[DATA EXCERPTS]:
------------------------------------

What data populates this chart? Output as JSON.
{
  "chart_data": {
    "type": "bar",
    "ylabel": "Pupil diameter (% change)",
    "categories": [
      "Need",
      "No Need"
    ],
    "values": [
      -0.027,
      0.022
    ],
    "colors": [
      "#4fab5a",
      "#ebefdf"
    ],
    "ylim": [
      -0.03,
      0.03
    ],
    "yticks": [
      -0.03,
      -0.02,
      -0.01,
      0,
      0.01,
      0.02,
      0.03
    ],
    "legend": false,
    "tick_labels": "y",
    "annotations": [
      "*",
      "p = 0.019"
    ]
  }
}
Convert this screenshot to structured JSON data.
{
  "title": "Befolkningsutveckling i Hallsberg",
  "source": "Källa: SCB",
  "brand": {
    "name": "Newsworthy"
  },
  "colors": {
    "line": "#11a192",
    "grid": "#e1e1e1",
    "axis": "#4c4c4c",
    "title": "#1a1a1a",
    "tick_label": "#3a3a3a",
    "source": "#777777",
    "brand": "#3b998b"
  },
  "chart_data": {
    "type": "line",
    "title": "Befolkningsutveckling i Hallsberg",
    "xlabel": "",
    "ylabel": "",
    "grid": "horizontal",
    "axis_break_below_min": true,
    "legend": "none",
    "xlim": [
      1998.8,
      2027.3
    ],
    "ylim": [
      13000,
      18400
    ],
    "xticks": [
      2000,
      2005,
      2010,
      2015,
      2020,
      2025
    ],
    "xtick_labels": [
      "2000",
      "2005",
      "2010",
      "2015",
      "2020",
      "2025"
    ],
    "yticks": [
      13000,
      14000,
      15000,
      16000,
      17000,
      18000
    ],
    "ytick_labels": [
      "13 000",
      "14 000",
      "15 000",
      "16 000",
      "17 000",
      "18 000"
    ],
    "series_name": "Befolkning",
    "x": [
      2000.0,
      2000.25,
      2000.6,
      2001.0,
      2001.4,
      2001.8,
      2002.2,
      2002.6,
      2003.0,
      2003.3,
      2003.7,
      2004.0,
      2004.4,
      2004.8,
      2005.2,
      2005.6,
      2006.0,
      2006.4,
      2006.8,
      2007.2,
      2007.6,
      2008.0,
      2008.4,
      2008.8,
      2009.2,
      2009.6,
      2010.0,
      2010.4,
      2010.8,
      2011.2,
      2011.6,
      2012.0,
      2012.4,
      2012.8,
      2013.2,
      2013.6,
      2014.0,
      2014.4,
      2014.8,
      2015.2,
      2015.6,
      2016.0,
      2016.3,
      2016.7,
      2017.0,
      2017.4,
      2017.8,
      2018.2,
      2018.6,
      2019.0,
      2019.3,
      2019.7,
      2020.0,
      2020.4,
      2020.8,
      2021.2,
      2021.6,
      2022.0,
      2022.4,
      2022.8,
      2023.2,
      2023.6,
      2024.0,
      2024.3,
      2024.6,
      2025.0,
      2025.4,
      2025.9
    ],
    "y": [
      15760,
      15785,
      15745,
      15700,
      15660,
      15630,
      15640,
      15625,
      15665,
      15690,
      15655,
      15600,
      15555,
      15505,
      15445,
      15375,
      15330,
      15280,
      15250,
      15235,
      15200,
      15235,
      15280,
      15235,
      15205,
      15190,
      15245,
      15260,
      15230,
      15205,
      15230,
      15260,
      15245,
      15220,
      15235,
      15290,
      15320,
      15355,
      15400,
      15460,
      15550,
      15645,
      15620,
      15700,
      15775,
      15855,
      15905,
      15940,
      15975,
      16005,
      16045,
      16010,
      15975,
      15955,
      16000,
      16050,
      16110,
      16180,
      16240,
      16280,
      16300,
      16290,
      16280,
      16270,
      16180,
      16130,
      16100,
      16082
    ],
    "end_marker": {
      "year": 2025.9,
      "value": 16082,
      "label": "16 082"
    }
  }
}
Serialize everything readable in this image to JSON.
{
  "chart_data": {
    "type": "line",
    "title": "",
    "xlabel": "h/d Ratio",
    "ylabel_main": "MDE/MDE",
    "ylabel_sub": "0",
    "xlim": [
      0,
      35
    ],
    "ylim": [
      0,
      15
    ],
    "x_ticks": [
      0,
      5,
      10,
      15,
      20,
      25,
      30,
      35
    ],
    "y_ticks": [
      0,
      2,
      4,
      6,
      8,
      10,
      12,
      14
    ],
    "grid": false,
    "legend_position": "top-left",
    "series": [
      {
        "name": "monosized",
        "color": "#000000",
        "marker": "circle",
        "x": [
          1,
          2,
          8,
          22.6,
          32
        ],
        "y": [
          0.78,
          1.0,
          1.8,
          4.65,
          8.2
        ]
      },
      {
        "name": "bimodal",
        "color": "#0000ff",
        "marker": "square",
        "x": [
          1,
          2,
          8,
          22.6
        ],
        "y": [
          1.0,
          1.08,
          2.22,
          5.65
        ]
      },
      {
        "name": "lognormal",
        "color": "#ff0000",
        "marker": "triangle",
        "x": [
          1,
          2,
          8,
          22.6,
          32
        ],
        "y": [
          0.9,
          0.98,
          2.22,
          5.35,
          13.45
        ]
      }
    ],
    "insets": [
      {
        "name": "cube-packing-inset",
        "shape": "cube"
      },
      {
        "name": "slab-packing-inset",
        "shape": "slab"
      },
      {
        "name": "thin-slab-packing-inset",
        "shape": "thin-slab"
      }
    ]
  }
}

------------------------------------

[TASK TO CARRY OUT]:
Repeat each of the entries above precisely as given.

[CORRECT ANSWER]:
What data populates this chart? Output as JSON.
{
  "chart_data": {
    "type": "bar",
    "ylabel": "Pupil diameter (% change)",
    "categories": [
      "Need",
      "No Need"
    ],
    "values": [
      -0.027,
      0.022
    ],
    "colors": [
      "#4fab5a",
      "#ebefdf"
    ],
    "ylim": [
      -0.03,
      0.03
    ],
    "yticks": [
      -0.03,
      -0.02,
      -0.01,
      0,
      0.01,
      0.02,
      0.03
    ],
    "legend": false,
    "tick_labels": "y",
    "annotations": [
      "*",
      "p = 0.019"
    ]
  }
}
Convert this screenshot to structured JSON data.
{
  "title": "Befolkningsutveckling i Hallsberg",
  "source": "Källa: SCB",
  "brand": {
    "name": "Newsworthy"
  },
  "colors": {
    "line": "#11a192",
    "grid": "#e1e1e1",
    "axis": "#4c4c4c",
    "title": "#1a1a1a",
    "tick_label": "#3a3a3a",
    "source": "#777777",
    "brand": "#3b998b"
  },
  "chart_data": {
    "type": "line",
    "title": "Befolkningsutveckling i Hallsberg",
    "xlabel": "",
    "ylabel": "",
    "grid": "horizontal",
    "axis_break_below_min": true,
    "legend": "none",
    "xlim": [
      1998.8,
      2027.3
    ],
    "ylim": [
      13000,
      18400
    ],
    "xticks": [
      2000,
      2005,
      2010,
      2015,
      2020,
      2025
    ],
    "xtick_labels": [
      "2000",
      "2005",
      "2010",
      "2015",
      "2020",
      "2025"
    ],
    "yticks": [
      13000,
      14000,
      15000,
      16000,
      17000,
      18000
    ],
    "ytick_labels": [
      "13 000",
      "14 000",
      "15 000",
      "16 000",
      "17 000",
      "18 000"
    ],
    "series_name": "Befolkning",
    "x": [
      2000.0,
      2000.25,
      2000.6,
      2001.0,
      2001.4,
      2001.8,
      2002.2,
      2002.6,
      2003.0,
      2003.3,
      2003.7,
      2004.0,
      2004.4,
      2004.8,
      2005.2,
      2005.6,
      2006.0,
      2006.4,
      2006.8,
      2007.2,
      2007.6,
      2008.0,
      2008.4,
      2008.8,
      2009.2,
      2009.6,
      2010.0,
      2010.4,
      2010.8,
      2011.2,
      2011.6,
      2012.0,
      2012.4,
      2012.8,
      2013.2,
      2013.6,
      2014.0,
      2014.4,
      2014.8,
      2015.2,
      2015.6,
      2016.0,
      2016.3,
      2016.7,
      2017.0,
      2017.4,
      2017.8,
      2018.2,
      2018.6,
      2019.0,
      2019.3,
      2019.7,
      2020.0,
      2020.4,
      2020.8,
      2021.2,
      2021.6,
      2022.0,
      2022.4,
      2022.8,
      2023.2,
      2023.6,
      2024.0,
      2024.3,
      2024.6,
      2025.0,
      2025.4,
      2025.9
    ],
    "y": [
      15760,
      15785,
      15745,
      15700,
      15660,
      15630,
      15640,
      15625,
      15665,
      15690,
      15655,
      15600,
      15555,
      15505,
      15445,
      15375,
      15330,
      15280,
      15250,
      15235,
      15200,
      15235,
      15280,
      15235,
      15205,
      15190,
      15245,
      15260,
      15230,
      15205,
      15230,
      15260,
      15245,
      15220,
      15235,
      15290,
      15320,
      15355,
      15400,
      15460,
      15550,
      15645,
      15620,
      15700,
      15775,
      15855,
      15905,
      15940,
      15975,
      16005,
      16045,
      16010,
      15975,
      15955,
      16000,
      16050,
      16110,
      16180,
      16240,
      16280,
      16300,
      16290,
      16280,
      16270,
      16180,
      16130,
      16100,
      16082
    ],
    "end_marker": {
      "year": 2025.9,
      "value": 16082,
      "label": "16 082"
    }
  }
}
Serialize everything readable in this image to JSON.
{
  "chart_data": {
    "type": "line",
    "title": "",
    "xlabel": "h/d Ratio",
    "ylabel_main": "MDE/MDE",
    "ylabel_sub": "0",
    "xlim": [
      0,
      35
    ],
    "ylim": [
      0,
      15
    ],
    "x_ticks": [
      0,
      5,
      10,
      15,
      20,
      25,
      30,
      35
    ],
    "y_ticks": [
      0,
      2,
      4,
      6,
      8,
      10,
      12,
      14
    ],
    "grid": false,
    "legend_position": "top-left",
    "series": [
      {
        "name": "monosized",
        "color": "#000000",
        "marker": "circle",
        "x": [
          1,
          2,
          8,
          22.6,
          32
        ],
        "y": [
          0.78,
          1.0,
          1.8,
          4.65,
          8.2
        ]
      },
      {
        "name": "bimodal",
        "color": "#0000ff",
        "marker": "square",
        "x": [
          1,
          2,
          8,
          22.6
        ],
        "y": [
          1.0,
          1.08,
          2.22,
          5.65
        ]
      },
      {
        "name": "lognormal",
        "color": "#ff0000",
        "marker": "triangle",
        "x": [
          1,
          2,
          8,
          22.6,
          32
        ],
        "y": [
          0.9,
          0.98,
          2.22,
          5.35,
          13.45
        ]
      }
    ],
    "insets": [
      {
        "name": "cube-packing-inset",
        "shape": "cube"
      },
      {
        "name": "slab-packing-inset",
        "shape": "slab"
      },
      {
        "name": "thin-slab-packing-inset",
        "shape": "thin-slab"
      }
    ]
  }
}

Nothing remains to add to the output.